THE REQUEST: Work through the data below line by line and say how many lines hold "Privacy"; give only the number.

DATA SHOWN:
........
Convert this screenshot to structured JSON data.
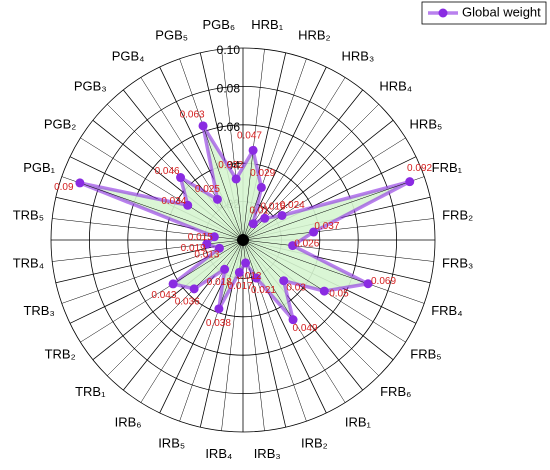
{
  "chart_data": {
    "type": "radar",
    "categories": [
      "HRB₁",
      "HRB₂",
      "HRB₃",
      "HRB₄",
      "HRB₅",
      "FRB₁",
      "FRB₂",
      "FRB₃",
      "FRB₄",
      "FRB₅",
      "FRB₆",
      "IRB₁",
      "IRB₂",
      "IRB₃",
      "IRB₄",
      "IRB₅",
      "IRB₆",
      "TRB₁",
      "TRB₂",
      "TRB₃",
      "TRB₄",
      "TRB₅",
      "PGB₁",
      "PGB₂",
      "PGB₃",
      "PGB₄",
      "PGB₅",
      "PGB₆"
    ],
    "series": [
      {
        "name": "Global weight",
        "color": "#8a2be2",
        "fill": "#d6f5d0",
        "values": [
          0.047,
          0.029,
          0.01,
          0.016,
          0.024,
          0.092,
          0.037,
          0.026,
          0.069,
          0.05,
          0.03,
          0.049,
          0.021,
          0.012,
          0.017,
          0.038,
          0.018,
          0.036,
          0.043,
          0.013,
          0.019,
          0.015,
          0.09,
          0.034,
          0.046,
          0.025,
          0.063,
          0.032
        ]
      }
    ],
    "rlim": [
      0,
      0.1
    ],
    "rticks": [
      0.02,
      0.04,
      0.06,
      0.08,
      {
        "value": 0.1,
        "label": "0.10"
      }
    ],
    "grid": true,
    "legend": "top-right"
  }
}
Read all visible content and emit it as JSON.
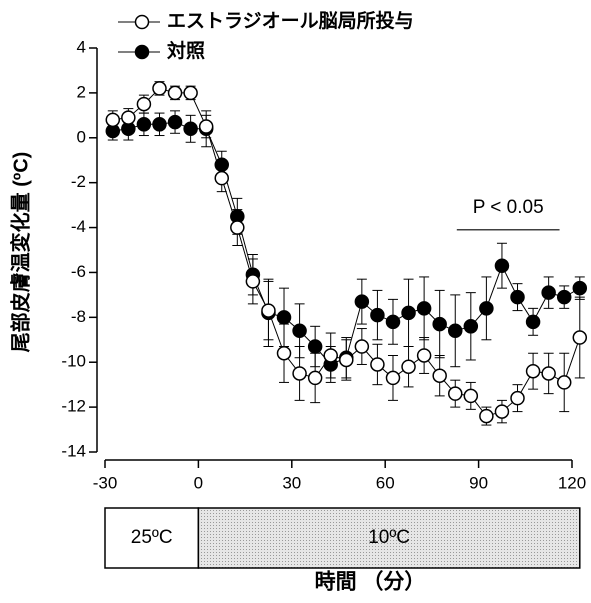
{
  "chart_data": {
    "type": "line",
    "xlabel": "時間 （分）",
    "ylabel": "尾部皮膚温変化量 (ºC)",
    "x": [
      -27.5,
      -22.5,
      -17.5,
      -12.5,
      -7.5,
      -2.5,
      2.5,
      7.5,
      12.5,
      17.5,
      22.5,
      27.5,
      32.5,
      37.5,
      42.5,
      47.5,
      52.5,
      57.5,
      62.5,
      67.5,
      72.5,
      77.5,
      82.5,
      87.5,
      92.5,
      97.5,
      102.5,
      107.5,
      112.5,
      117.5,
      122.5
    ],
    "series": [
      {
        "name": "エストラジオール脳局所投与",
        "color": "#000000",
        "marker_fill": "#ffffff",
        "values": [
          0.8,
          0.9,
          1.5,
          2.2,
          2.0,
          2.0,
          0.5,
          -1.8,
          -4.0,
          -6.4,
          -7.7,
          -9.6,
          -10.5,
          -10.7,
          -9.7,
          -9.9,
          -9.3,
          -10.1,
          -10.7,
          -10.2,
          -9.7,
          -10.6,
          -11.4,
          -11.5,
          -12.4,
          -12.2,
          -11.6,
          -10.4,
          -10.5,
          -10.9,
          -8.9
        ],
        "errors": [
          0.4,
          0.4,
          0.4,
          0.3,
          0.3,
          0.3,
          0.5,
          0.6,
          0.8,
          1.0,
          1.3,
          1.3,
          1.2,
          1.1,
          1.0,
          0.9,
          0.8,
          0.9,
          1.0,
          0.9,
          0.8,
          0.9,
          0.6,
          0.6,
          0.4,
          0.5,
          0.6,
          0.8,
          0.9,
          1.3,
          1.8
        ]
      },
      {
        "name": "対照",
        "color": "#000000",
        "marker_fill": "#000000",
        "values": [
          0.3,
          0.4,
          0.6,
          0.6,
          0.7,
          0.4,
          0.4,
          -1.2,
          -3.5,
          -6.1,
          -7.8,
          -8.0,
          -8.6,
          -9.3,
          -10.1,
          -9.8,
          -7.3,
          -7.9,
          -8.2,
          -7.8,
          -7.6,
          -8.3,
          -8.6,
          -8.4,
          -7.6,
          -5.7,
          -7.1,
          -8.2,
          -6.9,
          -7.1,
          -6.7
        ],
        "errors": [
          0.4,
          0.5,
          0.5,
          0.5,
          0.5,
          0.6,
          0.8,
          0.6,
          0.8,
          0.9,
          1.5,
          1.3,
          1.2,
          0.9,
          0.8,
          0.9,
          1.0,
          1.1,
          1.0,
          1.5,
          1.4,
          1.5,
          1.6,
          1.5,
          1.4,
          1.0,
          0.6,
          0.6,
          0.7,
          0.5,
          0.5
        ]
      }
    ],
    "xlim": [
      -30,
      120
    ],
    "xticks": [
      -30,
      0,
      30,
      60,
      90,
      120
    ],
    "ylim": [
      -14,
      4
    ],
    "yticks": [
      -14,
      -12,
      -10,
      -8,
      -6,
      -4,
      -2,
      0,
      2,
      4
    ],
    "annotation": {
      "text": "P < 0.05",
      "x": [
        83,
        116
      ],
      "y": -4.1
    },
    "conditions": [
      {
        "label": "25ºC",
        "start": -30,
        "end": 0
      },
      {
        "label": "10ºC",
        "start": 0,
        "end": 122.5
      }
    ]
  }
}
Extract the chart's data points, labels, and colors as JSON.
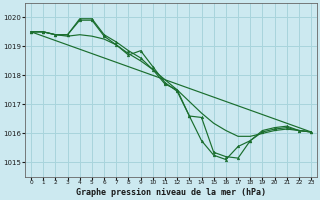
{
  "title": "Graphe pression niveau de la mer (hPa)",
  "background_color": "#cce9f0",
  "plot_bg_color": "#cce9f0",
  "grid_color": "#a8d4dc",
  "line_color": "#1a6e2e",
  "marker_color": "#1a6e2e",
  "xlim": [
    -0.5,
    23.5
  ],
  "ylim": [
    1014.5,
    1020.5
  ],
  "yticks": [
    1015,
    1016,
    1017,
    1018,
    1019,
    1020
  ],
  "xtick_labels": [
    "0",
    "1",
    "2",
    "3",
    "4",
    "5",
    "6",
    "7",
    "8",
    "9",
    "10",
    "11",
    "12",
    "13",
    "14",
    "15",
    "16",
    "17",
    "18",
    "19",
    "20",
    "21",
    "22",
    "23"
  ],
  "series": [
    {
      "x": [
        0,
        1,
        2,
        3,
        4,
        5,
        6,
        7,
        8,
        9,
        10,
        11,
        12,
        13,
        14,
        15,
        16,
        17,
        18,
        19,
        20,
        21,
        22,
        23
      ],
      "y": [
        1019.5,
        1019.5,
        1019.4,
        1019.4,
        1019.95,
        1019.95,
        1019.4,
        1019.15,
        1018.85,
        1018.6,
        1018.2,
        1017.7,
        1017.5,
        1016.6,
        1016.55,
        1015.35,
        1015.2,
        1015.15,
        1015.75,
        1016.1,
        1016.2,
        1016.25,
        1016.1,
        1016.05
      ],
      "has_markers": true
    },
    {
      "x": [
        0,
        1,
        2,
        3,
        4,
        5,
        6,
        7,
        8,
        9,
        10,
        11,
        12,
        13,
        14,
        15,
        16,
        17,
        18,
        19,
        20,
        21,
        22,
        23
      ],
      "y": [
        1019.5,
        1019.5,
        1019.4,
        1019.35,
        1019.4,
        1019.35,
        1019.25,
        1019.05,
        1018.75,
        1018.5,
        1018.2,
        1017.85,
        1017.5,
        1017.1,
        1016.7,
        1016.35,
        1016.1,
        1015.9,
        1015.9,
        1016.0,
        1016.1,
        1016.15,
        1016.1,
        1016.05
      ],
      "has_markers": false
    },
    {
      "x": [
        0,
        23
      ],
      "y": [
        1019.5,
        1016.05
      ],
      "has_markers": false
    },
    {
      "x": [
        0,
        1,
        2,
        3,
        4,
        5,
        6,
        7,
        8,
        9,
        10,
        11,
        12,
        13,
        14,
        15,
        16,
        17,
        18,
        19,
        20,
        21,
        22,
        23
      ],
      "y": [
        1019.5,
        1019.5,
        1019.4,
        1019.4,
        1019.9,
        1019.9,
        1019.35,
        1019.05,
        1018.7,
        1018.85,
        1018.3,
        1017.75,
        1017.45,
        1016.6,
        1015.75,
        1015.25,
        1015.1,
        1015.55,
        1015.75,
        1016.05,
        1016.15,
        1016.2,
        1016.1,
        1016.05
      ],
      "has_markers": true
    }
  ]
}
........
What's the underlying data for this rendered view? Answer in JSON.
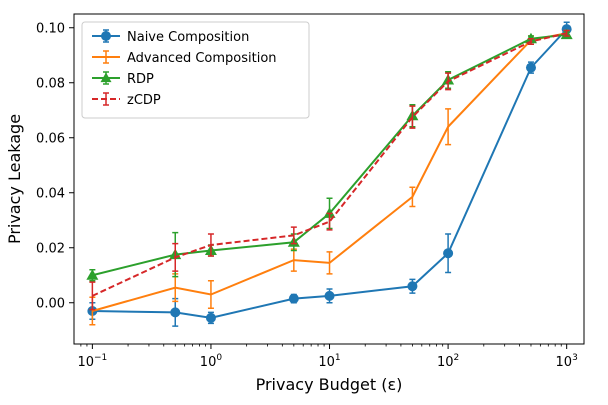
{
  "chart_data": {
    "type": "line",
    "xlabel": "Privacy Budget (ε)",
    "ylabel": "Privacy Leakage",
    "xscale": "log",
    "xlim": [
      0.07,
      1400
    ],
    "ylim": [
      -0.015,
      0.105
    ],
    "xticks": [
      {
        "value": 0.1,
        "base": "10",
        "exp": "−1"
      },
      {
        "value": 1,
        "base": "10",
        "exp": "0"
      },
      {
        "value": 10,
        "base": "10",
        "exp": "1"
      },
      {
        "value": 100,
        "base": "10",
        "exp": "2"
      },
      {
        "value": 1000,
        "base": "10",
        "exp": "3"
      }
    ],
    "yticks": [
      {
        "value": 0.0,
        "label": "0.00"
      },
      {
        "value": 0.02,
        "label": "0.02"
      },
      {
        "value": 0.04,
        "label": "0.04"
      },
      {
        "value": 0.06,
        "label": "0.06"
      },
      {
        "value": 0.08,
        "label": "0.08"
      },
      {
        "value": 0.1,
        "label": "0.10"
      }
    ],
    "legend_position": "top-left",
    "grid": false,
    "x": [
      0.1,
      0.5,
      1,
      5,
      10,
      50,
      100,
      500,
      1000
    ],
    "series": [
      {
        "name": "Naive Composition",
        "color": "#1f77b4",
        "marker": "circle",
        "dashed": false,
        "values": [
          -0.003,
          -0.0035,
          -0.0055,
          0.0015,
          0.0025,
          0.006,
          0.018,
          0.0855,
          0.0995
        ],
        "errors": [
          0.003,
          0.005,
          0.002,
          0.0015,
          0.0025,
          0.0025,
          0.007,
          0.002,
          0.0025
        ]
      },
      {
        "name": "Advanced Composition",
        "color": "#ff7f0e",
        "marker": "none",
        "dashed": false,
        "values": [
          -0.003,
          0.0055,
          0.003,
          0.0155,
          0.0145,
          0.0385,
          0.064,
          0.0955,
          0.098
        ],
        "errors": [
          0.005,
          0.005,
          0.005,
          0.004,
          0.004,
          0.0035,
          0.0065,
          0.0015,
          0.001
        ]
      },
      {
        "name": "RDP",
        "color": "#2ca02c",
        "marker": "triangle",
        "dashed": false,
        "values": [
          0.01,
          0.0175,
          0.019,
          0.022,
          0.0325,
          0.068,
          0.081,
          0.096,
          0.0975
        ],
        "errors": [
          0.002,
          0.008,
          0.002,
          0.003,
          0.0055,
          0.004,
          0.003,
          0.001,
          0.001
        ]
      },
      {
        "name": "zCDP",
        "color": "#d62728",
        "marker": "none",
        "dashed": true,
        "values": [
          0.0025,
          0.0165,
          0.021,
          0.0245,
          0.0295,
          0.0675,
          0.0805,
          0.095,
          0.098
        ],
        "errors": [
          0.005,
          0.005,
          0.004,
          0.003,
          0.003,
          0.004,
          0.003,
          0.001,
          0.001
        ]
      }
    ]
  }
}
........
FINISHED EXERCISE: 2